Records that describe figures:
▬▬▬
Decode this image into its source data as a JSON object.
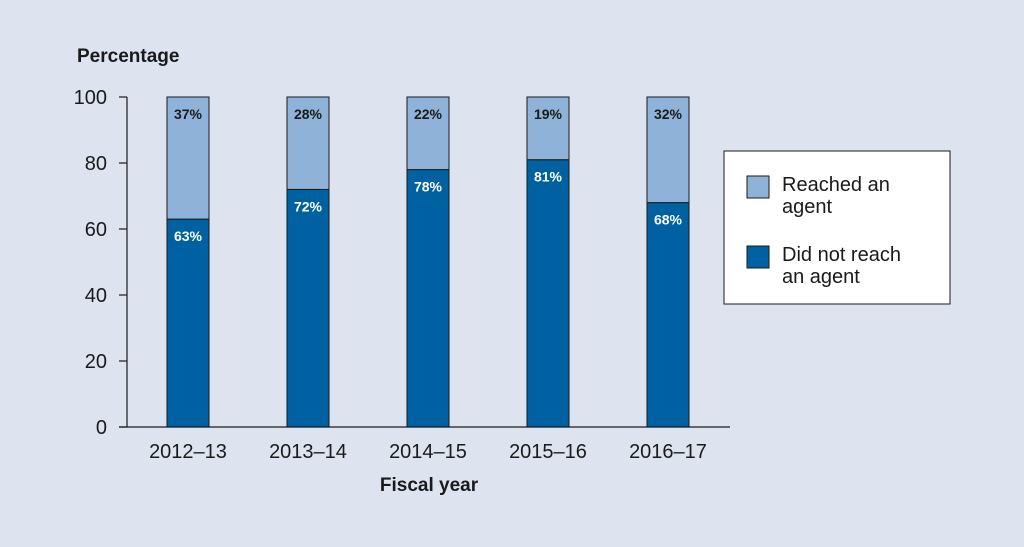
{
  "chart_data": {
    "type": "bar",
    "stacked": true,
    "title": "",
    "ylabel": "Percentage",
    "xlabel": "Fiscal year",
    "ylim": [
      0,
      100
    ],
    "yticks": [
      0,
      20,
      40,
      60,
      80,
      100
    ],
    "categories": [
      "2012–13",
      "2013–14",
      "2014–15",
      "2015–16",
      "2016–17"
    ],
    "series": [
      {
        "name": "Did not reach an agent",
        "legend_lines": [
          "Did not reach",
          "an agent"
        ],
        "color": "#0061a2",
        "label_color": "#ffffff",
        "values": [
          63,
          72,
          78,
          81,
          68
        ],
        "labels": [
          "63%",
          "72%",
          "78%",
          "81%",
          "68%"
        ]
      },
      {
        "name": "Reached an agent",
        "legend_lines": [
          "Reached an",
          "agent"
        ],
        "color": "#8fb2d8",
        "label_color": "#1a1a1a",
        "values": [
          37,
          28,
          22,
          19,
          32
        ],
        "labels": [
          "37%",
          "28%",
          "22%",
          "19%",
          "32%"
        ]
      }
    ],
    "legend_placement": "right",
    "grid": false
  }
}
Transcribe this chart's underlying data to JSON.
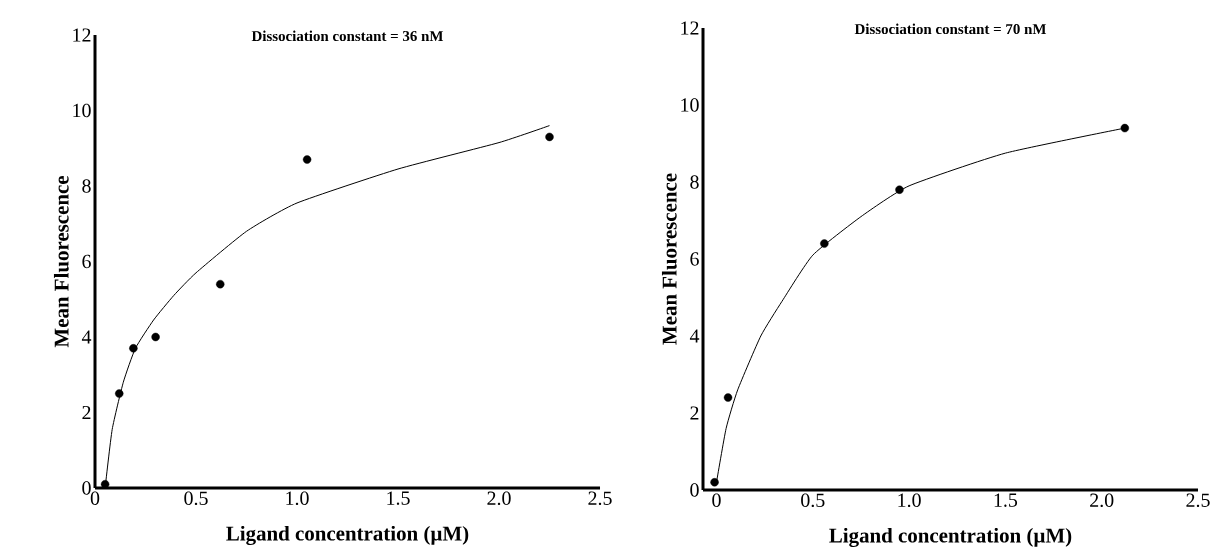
▬▬▬
The request:
Every line in the data that holds "JSON" should be copied out.

The response:
Decode this image into its source data as a JSON object.
Transcribe this chart's underlying data to JSON.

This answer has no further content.